WRITTEN PROBLEM: Gather the lines below that include the string "products", copying each in full.

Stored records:
┌──

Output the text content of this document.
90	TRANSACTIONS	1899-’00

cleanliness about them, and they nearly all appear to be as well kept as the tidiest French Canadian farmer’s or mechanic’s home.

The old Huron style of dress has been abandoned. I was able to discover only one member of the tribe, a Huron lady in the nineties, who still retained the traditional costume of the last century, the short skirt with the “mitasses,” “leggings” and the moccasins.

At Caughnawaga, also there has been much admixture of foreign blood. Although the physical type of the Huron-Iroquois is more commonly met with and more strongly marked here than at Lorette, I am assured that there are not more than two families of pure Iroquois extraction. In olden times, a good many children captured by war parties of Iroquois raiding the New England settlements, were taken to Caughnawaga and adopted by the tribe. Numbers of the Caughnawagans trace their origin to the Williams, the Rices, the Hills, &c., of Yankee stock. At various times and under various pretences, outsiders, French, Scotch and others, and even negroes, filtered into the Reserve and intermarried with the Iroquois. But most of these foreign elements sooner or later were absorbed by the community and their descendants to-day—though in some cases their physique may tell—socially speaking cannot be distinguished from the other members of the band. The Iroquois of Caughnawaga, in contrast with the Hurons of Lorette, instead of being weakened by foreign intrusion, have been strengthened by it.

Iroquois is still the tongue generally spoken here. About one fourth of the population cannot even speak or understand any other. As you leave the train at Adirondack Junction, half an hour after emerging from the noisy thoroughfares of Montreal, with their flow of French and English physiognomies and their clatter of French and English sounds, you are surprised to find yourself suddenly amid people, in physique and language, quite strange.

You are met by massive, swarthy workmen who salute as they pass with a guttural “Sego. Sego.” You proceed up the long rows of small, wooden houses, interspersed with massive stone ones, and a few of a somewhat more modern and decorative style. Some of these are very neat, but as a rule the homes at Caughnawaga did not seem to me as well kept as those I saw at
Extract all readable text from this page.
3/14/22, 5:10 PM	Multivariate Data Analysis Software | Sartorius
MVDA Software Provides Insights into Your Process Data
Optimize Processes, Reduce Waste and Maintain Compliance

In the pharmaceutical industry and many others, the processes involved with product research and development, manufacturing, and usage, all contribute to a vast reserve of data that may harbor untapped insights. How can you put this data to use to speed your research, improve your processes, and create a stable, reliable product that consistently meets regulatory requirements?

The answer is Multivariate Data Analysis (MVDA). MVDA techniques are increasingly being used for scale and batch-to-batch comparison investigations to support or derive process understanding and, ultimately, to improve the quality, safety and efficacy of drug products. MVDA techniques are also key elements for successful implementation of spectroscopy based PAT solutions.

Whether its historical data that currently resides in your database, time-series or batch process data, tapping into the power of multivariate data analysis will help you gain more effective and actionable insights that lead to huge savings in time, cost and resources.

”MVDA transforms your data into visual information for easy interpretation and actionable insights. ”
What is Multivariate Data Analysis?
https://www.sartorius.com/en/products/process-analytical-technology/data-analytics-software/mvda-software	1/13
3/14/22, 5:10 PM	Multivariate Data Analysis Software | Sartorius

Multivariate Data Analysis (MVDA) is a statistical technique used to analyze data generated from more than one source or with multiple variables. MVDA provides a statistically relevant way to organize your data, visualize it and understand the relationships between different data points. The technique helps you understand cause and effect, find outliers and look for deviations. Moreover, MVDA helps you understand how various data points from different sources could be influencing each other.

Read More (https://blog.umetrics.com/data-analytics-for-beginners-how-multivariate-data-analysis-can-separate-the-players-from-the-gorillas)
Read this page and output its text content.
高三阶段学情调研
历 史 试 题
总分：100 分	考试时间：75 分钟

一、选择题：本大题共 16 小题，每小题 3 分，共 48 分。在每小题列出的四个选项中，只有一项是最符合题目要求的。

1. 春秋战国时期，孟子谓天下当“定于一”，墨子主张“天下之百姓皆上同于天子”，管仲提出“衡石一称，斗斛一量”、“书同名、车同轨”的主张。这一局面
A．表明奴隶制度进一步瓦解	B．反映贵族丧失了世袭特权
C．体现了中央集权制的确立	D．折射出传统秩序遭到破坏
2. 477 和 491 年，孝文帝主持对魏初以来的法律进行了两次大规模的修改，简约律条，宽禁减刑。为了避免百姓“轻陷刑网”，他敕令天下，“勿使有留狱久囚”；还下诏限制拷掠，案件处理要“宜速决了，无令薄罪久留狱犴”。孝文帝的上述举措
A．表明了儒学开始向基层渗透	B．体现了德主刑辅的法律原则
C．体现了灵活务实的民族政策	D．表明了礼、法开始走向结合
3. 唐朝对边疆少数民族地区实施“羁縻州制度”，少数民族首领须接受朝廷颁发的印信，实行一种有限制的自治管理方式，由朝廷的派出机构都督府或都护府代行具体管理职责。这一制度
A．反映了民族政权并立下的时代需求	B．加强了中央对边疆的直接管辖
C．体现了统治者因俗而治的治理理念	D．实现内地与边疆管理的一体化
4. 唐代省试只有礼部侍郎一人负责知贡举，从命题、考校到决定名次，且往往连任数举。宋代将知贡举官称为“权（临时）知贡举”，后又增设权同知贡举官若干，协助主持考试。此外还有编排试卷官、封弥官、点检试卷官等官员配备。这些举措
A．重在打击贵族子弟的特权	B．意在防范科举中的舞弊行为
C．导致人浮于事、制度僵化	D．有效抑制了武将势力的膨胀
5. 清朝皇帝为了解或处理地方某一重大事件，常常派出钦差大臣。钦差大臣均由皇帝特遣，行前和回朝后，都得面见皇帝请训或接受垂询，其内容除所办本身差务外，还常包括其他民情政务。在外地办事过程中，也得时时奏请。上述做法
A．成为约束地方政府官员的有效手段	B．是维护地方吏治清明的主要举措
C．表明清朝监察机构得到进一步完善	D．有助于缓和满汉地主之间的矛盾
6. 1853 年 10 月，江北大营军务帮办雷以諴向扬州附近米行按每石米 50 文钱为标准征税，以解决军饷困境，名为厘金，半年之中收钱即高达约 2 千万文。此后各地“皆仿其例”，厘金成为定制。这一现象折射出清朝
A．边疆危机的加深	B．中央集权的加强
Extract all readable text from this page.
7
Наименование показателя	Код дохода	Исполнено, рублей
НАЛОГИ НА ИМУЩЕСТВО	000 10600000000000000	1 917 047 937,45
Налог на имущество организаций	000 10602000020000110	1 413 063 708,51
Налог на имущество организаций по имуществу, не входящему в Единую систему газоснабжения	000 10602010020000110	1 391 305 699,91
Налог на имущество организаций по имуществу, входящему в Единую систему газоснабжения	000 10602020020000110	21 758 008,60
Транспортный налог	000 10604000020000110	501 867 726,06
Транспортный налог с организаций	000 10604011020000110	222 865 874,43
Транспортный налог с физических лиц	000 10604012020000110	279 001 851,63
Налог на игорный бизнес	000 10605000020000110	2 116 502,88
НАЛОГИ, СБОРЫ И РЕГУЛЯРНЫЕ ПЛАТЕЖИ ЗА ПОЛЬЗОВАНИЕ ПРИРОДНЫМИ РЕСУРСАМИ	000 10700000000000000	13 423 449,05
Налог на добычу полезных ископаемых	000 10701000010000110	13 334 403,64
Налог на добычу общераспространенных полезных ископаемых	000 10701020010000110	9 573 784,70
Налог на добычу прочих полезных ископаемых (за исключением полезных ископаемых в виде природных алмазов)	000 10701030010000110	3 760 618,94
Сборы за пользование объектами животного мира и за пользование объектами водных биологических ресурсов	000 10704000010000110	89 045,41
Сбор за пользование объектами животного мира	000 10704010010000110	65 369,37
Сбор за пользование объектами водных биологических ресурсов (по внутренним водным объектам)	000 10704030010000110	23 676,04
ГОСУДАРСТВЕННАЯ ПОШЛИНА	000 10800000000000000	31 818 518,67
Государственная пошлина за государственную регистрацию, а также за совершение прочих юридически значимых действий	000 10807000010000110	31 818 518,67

└──

EXPECTED OUTPUT:
The answer is Multivariate Data Analysis (MVDA). MVDA techniques are increasingly being used for scale and batch-to-batch comparison investigations to support or derive process understanding and, ultimately, to improve the quality, safety and efficacy of drug products. MVDA techniques are also key elements for successful implementation of spectroscopy based PAT solutions.
https://www.sartorius.com/en/products/process-analytical-technology/data-analytics-software/mvda-software	1/13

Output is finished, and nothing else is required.